=== TO DO ===
Reproduce the full listing that appears beneath this instruction exactly.

Stored dataset items:
┌──
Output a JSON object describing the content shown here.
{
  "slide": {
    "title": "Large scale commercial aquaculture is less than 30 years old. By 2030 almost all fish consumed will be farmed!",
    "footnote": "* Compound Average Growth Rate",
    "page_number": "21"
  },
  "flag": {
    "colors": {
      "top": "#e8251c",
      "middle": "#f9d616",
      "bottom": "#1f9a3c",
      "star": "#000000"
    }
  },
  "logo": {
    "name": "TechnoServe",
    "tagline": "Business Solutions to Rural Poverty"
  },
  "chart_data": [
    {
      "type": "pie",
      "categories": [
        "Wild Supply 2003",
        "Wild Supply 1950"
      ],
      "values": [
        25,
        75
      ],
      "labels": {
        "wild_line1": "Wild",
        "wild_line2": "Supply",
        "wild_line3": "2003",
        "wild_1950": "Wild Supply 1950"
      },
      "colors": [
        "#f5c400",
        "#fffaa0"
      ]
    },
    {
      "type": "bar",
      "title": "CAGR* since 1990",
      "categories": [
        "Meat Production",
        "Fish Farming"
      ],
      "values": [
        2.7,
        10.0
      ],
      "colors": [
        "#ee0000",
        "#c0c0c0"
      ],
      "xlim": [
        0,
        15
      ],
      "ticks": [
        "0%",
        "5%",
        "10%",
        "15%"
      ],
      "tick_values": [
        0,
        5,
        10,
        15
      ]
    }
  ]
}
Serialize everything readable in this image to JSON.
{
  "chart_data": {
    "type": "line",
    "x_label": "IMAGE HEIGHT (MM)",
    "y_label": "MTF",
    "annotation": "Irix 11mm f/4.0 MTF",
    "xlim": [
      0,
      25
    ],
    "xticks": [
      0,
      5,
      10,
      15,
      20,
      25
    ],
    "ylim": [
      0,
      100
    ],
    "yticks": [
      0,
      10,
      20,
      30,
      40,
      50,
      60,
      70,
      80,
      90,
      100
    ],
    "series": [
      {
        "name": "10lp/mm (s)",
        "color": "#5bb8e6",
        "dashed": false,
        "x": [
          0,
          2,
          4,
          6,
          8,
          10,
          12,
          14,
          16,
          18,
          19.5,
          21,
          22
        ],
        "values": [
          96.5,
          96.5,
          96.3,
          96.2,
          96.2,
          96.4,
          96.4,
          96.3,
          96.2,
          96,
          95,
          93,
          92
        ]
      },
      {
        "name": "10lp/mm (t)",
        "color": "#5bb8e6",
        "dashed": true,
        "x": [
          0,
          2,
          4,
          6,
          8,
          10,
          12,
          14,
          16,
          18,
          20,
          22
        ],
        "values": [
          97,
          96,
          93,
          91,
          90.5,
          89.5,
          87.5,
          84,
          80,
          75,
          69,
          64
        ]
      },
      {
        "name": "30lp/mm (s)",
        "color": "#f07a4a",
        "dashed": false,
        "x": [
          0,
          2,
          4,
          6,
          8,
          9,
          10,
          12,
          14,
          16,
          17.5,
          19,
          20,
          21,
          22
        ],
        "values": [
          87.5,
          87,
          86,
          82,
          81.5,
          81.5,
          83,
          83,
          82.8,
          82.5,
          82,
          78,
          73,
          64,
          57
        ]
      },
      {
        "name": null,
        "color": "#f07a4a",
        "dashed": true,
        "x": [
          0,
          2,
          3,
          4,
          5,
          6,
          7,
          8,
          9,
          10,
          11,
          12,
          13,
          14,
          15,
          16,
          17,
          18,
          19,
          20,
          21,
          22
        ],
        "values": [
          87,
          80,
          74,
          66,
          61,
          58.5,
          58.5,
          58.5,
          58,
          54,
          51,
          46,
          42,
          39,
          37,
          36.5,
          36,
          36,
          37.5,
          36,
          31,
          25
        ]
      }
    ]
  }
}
└──
=== RESPONSE TO THE EXERCISE ===
Output a JSON object describing the content shown here.
{
  "slide": {
    "title": "Large scale commercial aquaculture is less than 30 years old. By 2030 almost all fish consumed will be farmed!",
    "footnote": "* Compound Average Growth Rate",
    "page_number": "21"
  },
  "flag": {
    "colors": {
      "top": "#e8251c",
      "middle": "#f9d616",
      "bottom": "#1f9a3c",
      "star": "#000000"
    }
  },
  "logo": {
    "name": "TechnoServe",
    "tagline": "Business Solutions to Rural Poverty"
  },
  "chart_data": [
    {
      "type": "pie",
      "categories": [
        "Wild Supply 2003",
        "Wild Supply 1950"
      ],
      "values": [
        25,
        75
      ],
      "labels": {
        "wild_line1": "Wild",
        "wild_line2": "Supply",
        "wild_line3": "2003",
        "wild_1950": "Wild Supply 1950"
      },
      "colors": [
        "#f5c400",
        "#fffaa0"
      ]
    },
    {
      "type": "bar",
      "title": "CAGR* since 1990",
      "categories": [
        "Meat Production",
        "Fish Farming"
      ],
      "values": [
        2.7,
        10.0
      ],
      "colors": [
        "#ee0000",
        "#c0c0c0"
      ],
      "xlim": [
        0,
        15
      ],
      "ticks": [
        "0%",
        "5%",
        "10%",
        "15%"
      ],
      "tick_values": [
        0,
        5,
        10,
        15
      ]
    }
  ]
}
Serialize everything readable in this image to JSON.
{
  "chart_data": {
    "type": "line",
    "x_label": "IMAGE HEIGHT (MM)",
    "y_label": "MTF",
    "annotation": "Irix 11mm f/4.0 MTF",
    "xlim": [
      0,
      25
    ],
    "xticks": [
      0,
      5,
      10,
      15,
      20,
      25
    ],
    "ylim": [
      0,
      100
    ],
    "yticks": [
      0,
      10,
      20,
      30,
      40,
      50,
      60,
      70,
      80,
      90,
      100
    ],
    "series": [
      {
        "name": "10lp/mm (s)",
        "color": "#5bb8e6",
        "dashed": false,
        "x": [
          0,
          2,
          4,
          6,
          8,
          10,
          12,
          14,
          16,
          18,
          19.5,
          21,
          22
        ],
        "values": [
          96.5,
          96.5,
          96.3,
          96.2,
          96.2,
          96.4,
          96.4,
          96.3,
          96.2,
          96,
          95,
          93,
          92
        ]
      },
      {
        "name": "10lp/mm (t)",
        "color": "#5bb8e6",
        "dashed": true,
        "x": [
          0,
          2,
          4,
          6,
          8,
          10,
          12,
          14,
          16,
          18,
          20,
          22
        ],
        "values": [
          97,
          96,
          93,
          91,
          90.5,
          89.5,
          87.5,
          84,
          80,
          75,
          69,
          64
        ]
      },
      {
        "name": "30lp/mm (s)",
        "color": "#f07a4a",
        "dashed": false,
        "x": [
          0,
          2,
          4,
          6,
          8,
          9,
          10,
          12,
          14,
          16,
          17.5,
          19,
          20,
          21,
          22
        ],
        "values": [
          87.5,
          87,
          86,
          82,
          81.5,
          81.5,
          83,
          83,
          82.8,
          82.5,
          82,
          78,
          73,
          64,
          57
        ]
      },
      {
        "name": null,
        "color": "#f07a4a",
        "dashed": true,
        "x": [
          0,
          2,
          3,
          4,
          5,
          6,
          7,
          8,
          9,
          10,
          11,
          12,
          13,
          14,
          15,
          16,
          17,
          18,
          19,
          20,
          21,
          22
        ],
        "values": [
          87,
          80,
          74,
          66,
          61,
          58.5,
          58.5,
          58.5,
          58,
          54,
          51,
          46,
          42,
          39,
          37,
          36.5,
          36,
          36,
          37.5,
          36,
          31,
          25
        ]
      }
    ]
  }
}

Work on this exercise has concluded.